Problem statement: Output the full listing below exactly as it reads, and skip anything that is a picture.

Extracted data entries
+--

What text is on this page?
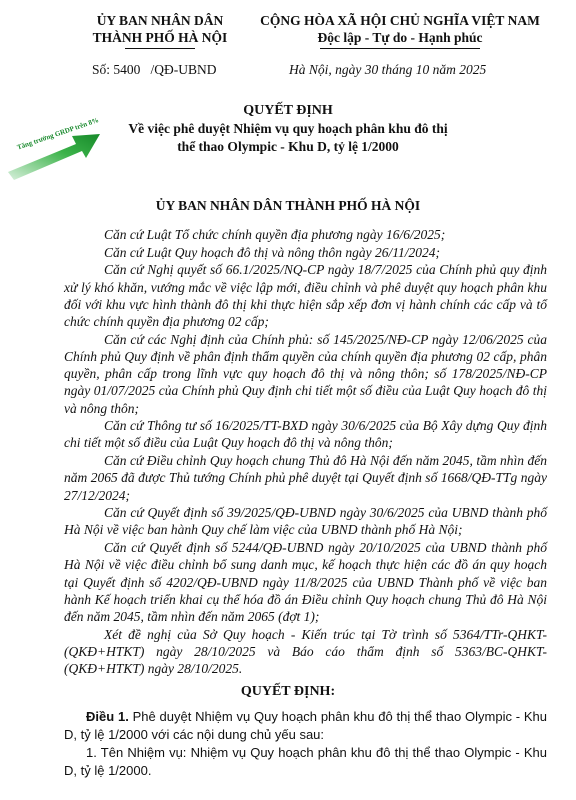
ỦY BAN NHÂN DÂN
THÀNH PHỐ HÀ NỘI
CỘNG HÒA XÃ HỘI CHỦ NGHĨA VIỆT NAM
Độc lập - Tự do - Hạnh phúc
Số: 5400   /QĐ-UBND	Hà Nội, ngày 30 tháng 10 năm 2025
QUYẾT ĐỊNH
Về việc phê duyệt Nhiệm vụ quy hoạch phân khu đô thị
thể thao Olympic - Khu D, tỷ lệ 1/2000
Tăng trưởng GRDP trên 8%
ỦY BAN NHÂN DÂN THÀNH PHỐ HÀ NỘI

Căn cứ Luật Tổ chức chính quyền địa phương ngày 16/6/2025;

Căn cứ Luật Quy hoạch đô thị và nông thôn ngày 26/11/2024;

Căn cứ Nghị quyết số 66.1/2025/NQ-CP ngày 18/7/2025 của Chính phủ quy định xử lý khó khăn, vướng mắc về việc lập mới, điều chỉnh và phê duyệt quy hoạch phân khu đối với khu vực hình thành đô thị khi thực hiện sắp xếp đơn vị hành chính các cấp và tổ chức chính quyền địa phương 02 cấp;

Căn cứ các Nghị định của Chính phủ: số 145/2025/NĐ-CP ngày 12/06/2025 của Chính phủ Quy định về phân định thẩm quyền của chính quyền địa phương 02 cấp, phân quyền, phân cấp trong lĩnh vực quy hoạch đô thị và nông thôn; số 178/2025/NĐ-CP ngày 01/07/2025 của Chính phủ Quy định chi tiết một số điều của Luật Quy hoạch đô thị và nông thôn;

Căn cứ Thông tư số 16/2025/TT-BXD ngày 30/6/2025 của Bộ Xây dựng Quy định chi tiết một số điều của Luật Quy hoạch đô thị và nông thôn;

Căn cứ Điều chỉnh Quy hoạch chung Thủ đô Hà Nội đến năm 2045, tầm nhìn đến năm 2065 đã được Thủ tướng Chính phủ phê duyệt tại Quyết định số 1668/QĐ-TTg ngày 27/12/2024;

Căn cứ Quyết định số 39/2025/QĐ-UBND ngày 30/6/2025 của UBND thành phố Hà Nội về việc ban hành Quy chế làm việc của UBND thành phố Hà Nội;

Căn cứ Quyết định số 5244/QĐ-UBND ngày 20/10/2025 của UBND thành phố Hà Nội về việc điều chỉnh bổ sung danh mục, kế hoạch thực hiện các đồ án quy hoạch tại Quyết định số 4202/QĐ-UBND ngày 11/8/2025 của UBND Thành phố về việc ban hành Kế hoạch triển khai cụ thể hóa đồ án Điều chỉnh Quy hoạch chung Thủ đô Hà Nội đến năm 2045, tầm nhìn đến năm 2065 (đợt 1);

Xét đề nghị của Sở Quy hoạch - Kiến trúc tại Tờ trình số 5364/TTr-QHKT-(QKĐ+HTKT) ngày 28/10/2025 và Báo cáo thẩm định số 5363/BC-QHKT-(QKĐ+HTKT) ngày 28/10/2025.

QUYẾT ĐỊNH:

Điều 1. Phê duyệt Nhiệm vụ Quy hoạch phân khu đô thị thể thao Olympic - Khu D, tỷ lệ 1/2000 với các nội dung chủ yếu sau:

1. Tên Nhiệm vụ: Nhiệm vụ Quy hoạch phân khu đô thị thể thao Olympic - Khu D, tỷ lệ 1/2000.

+--

Task response:
What text is on this page?
ỦY BAN NHÂN DÂN
THÀNH PHỐ HÀ NỘI
CỘNG HÒA XÃ HỘI CHỦ NGHĨA VIỆT NAM
Độc lập - Tự do - Hạnh phúc
Số: 5400   /QĐ-UBND	Hà Nội, ngày 30 tháng 10 năm 2025
QUYẾT ĐỊNH
Về việc phê duyệt Nhiệm vụ quy hoạch phân khu đô thị
thể thao Olympic - Khu D, tỷ lệ 1/2000
Tăng trưởng GRDP trên 8%
ỦY BAN NHÂN DÂN THÀNH PHỐ HÀ NỘI

Căn cứ Luật Tổ chức chính quyền địa phương ngày 16/6/2025;

Căn cứ Luật Quy hoạch đô thị và nông thôn ngày 26/11/2024;

Căn cứ Nghị quyết số 66.1/2025/NQ-CP ngày 18/7/2025 của Chính phủ quy định xử lý khó khăn, vướng mắc về việc lập mới, điều chỉnh và phê duyệt quy hoạch phân khu đối với khu vực hình thành đô thị khi thực hiện sắp xếp đơn vị hành chính các cấp và tổ chức chính quyền địa phương 02 cấp;

Căn cứ các Nghị định của Chính phủ: số 145/2025/NĐ-CP ngày 12/06/2025 của Chính phủ Quy định về phân định thẩm quyền của chính quyền địa phương 02 cấp, phân quyền, phân cấp trong lĩnh vực quy hoạch đô thị và nông thôn; số 178/2025/NĐ-CP ngày 01/07/2025 của Chính phủ Quy định chi tiết một số điều của Luật Quy hoạch đô thị và nông thôn;

Căn cứ Thông tư số 16/2025/TT-BXD ngày 30/6/2025 của Bộ Xây dựng Quy định chi tiết một số điều của Luật Quy hoạch đô thị và nông thôn;

Căn cứ Điều chỉnh Quy hoạch chung Thủ đô Hà Nội đến năm 2045, tầm nhìn đến năm 2065 đã được Thủ tướng Chính phủ phê duyệt tại Quyết định số 1668/QĐ-TTg ngày 27/12/2024;

Căn cứ Quyết định số 39/2025/QĐ-UBND ngày 30/6/2025 của UBND thành phố Hà Nội về việc ban hành Quy chế làm việc của UBND thành phố Hà Nội;

Căn cứ Quyết định số 5244/QĐ-UBND ngày 20/10/2025 của UBND thành phố Hà Nội về việc điều chỉnh bổ sung danh mục, kế hoạch thực hiện các đồ án quy hoạch tại Quyết định số 4202/QĐ-UBND ngày 11/8/2025 của UBND Thành phố về việc ban hành Kế hoạch triển khai cụ thể hóa đồ án Điều chỉnh Quy hoạch chung Thủ đô Hà Nội đến năm 2045, tầm nhìn đến năm 2065 (đợt 1);

Xét đề nghị của Sở Quy hoạch - Kiến trúc tại Tờ trình số 5364/TTr-QHKT-(QKĐ+HTKT) ngày 28/10/2025 và Báo cáo thẩm định số 5363/BC-QHKT-(QKĐ+HTKT) ngày 28/10/2025.

QUYẾT ĐỊNH:

Điều 1. Phê duyệt Nhiệm vụ Quy hoạch phân khu đô thị thể thao Olympic - Khu D, tỷ lệ 1/2000 với các nội dung chủ yếu sau:

1. Tên Nhiệm vụ: Nhiệm vụ Quy hoạch phân khu đô thị thể thao Olympic - Khu D, tỷ lệ 1/2000.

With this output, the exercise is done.